**MATERIAL PROVIDED:**
::::::

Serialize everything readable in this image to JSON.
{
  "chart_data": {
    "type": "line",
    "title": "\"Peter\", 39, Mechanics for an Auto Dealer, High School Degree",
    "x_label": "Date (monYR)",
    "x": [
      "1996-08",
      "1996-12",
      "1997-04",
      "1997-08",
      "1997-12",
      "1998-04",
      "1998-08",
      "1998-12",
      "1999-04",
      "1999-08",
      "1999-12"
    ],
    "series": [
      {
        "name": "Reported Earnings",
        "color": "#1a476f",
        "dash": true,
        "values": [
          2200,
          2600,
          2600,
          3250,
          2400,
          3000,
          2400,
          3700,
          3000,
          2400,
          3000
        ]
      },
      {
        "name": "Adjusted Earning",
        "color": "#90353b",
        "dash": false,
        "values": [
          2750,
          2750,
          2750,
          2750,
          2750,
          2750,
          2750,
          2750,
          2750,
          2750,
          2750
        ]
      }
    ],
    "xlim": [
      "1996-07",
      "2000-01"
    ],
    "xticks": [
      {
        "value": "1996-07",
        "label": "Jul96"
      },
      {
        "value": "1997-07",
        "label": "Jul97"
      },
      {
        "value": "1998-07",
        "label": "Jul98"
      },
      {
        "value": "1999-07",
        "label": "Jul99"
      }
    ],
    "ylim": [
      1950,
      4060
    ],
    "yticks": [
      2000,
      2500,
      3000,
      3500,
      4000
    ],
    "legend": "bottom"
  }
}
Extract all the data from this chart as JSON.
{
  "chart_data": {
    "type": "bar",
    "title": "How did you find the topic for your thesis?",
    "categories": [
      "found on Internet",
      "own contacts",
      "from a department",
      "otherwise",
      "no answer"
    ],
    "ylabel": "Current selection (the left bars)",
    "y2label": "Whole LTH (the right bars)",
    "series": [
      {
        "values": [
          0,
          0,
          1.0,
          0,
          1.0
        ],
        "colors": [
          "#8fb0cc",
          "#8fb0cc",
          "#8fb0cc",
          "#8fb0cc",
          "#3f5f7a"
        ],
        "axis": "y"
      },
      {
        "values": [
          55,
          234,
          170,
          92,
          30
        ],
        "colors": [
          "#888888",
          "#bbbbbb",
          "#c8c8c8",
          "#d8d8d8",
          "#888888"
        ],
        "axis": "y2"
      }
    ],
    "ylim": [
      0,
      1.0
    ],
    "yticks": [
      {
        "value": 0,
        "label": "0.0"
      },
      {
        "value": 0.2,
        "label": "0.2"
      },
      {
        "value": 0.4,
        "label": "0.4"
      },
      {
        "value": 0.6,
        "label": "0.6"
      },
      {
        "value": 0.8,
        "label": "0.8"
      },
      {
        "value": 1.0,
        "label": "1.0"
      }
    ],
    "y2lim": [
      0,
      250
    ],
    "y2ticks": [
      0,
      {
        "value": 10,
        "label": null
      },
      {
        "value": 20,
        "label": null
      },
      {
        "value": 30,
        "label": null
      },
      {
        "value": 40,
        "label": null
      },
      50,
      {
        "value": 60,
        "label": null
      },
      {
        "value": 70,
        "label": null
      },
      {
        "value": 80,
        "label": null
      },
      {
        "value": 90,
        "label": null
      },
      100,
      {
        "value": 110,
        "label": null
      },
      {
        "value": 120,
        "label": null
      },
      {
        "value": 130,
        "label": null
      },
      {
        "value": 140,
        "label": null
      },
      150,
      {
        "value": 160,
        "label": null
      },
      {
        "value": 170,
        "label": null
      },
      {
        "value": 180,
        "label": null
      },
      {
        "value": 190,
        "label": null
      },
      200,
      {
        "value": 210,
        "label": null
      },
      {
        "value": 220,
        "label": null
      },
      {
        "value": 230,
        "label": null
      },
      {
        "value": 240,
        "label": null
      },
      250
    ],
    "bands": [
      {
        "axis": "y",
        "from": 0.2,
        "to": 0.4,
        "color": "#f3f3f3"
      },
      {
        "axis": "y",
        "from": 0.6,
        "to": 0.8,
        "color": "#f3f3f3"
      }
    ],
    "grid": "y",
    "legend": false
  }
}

::::::

**WHAT TO DO:** Show the data once more, exactly as it was written.

**COMPLETE ANSWER:**
Serialize everything readable in this image to JSON.
{
  "chart_data": {
    "type": "line",
    "title": "\"Peter\", 39, Mechanics for an Auto Dealer, High School Degree",
    "x_label": "Date (monYR)",
    "x": [
      "1996-08",
      "1996-12",
      "1997-04",
      "1997-08",
      "1997-12",
      "1998-04",
      "1998-08",
      "1998-12",
      "1999-04",
      "1999-08",
      "1999-12"
    ],
    "series": [
      {
        "name": "Reported Earnings",
        "color": "#1a476f",
        "dash": true,
        "values": [
          2200,
          2600,
          2600,
          3250,
          2400,
          3000,
          2400,
          3700,
          3000,
          2400,
          3000
        ]
      },
      {
        "name": "Adjusted Earning",
        "color": "#90353b",
        "dash": false,
        "values": [
          2750,
          2750,
          2750,
          2750,
          2750,
          2750,
          2750,
          2750,
          2750,
          2750,
          2750
        ]
      }
    ],
    "xlim": [
      "1996-07",
      "2000-01"
    ],
    "xticks": [
      {
        "value": "1996-07",
        "label": "Jul96"
      },
      {
        "value": "1997-07",
        "label": "Jul97"
      },
      {
        "value": "1998-07",
        "label": "Jul98"
      },
      {
        "value": "1999-07",
        "label": "Jul99"
      }
    ],
    "ylim": [
      1950,
      4060
    ],
    "yticks": [
      2000,
      2500,
      3000,
      3500,
      4000
    ],
    "legend": "bottom"
  }
}
Extract all the data from this chart as JSON.
{
  "chart_data": {
    "type": "bar",
    "title": "How did you find the topic for your thesis?",
    "categories": [
      "found on Internet",
      "own contacts",
      "from a department",
      "otherwise",
      "no answer"
    ],
    "ylabel": "Current selection (the left bars)",
    "y2label": "Whole LTH (the right bars)",
    "series": [
      {
        "values": [
          0,
          0,
          1.0,
          0,
          1.0
        ],
        "colors": [
          "#8fb0cc",
          "#8fb0cc",
          "#8fb0cc",
          "#8fb0cc",
          "#3f5f7a"
        ],
        "axis": "y"
      },
      {
        "values": [
          55,
          234,
          170,
          92,
          30
        ],
        "colors": [
          "#888888",
          "#bbbbbb",
          "#c8c8c8",
          "#d8d8d8",
          "#888888"
        ],
        "axis": "y2"
      }
    ],
    "ylim": [
      0,
      1.0
    ],
    "yticks": [
      {
        "value": 0,
        "label": "0.0"
      },
      {
        "value": 0.2,
        "label": "0.2"
      },
      {
        "value": 0.4,
        "label": "0.4"
      },
      {
        "value": 0.6,
        "label": "0.6"
      },
      {
        "value": 0.8,
        "label": "0.8"
      },
      {
        "value": 1.0,
        "label": "1.0"
      }
    ],
    "y2lim": [
      0,
      250
    ],
    "y2ticks": [
      0,
      {
        "value": 10,
        "label": null
      },
      {
        "value": 20,
        "label": null
      },
      {
        "value": 30,
        "label": null
      },
      {
        "value": 40,
        "label": null
      },
      50,
      {
        "value": 60,
        "label": null
      },
      {
        "value": 70,
        "label": null
      },
      {
        "value": 80,
        "label": null
      },
      {
        "value": 90,
        "label": null
      },
      100,
      {
        "value": 110,
        "label": null
      },
      {
        "value": 120,
        "label": null
      },
      {
        "value": 130,
        "label": null
      },
      {
        "value": 140,
        "label": null
      },
      150,
      {
        "value": 160,
        "label": null
      },
      {
        "value": 170,
        "label": null
      },
      {
        "value": 180,
        "label": null
      },
      {
        "value": 190,
        "label": null
      },
      200,
      {
        "value": 210,
        "label": null
      },
      {
        "value": 220,
        "label": null
      },
      {
        "value": 230,
        "label": null
      },
      {
        "value": 240,
        "label": null
      },
      250
    ],
    "bands": [
      {
        "axis": "y",
        "from": 0.2,
        "to": 0.4,
        "color": "#f3f3f3"
      },
      {
        "axis": "y",
        "from": 0.6,
        "to": 0.8,
        "color": "#f3f3f3"
      }
    ],
    "grid": "y",
    "legend": false
  }
}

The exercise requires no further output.